··· Material for this exercise
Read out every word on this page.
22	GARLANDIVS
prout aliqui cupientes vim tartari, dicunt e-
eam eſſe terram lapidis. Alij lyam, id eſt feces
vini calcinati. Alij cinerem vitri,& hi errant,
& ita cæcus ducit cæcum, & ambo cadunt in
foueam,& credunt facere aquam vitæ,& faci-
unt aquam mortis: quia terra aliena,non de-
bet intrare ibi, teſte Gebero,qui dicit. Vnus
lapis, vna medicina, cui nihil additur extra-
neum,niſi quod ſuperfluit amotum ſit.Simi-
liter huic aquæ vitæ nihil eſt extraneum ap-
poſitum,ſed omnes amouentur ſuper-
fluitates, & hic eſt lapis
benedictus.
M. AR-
······
## Written instruction:
Among the lines of the material, find those that hold the word "Alij" and copy them.

## Answer to this problem:
eam eſſe terram lapidis. Alij lyam, id eſt feces
vini calcinati. Alij cinerem vitri,& hi errant,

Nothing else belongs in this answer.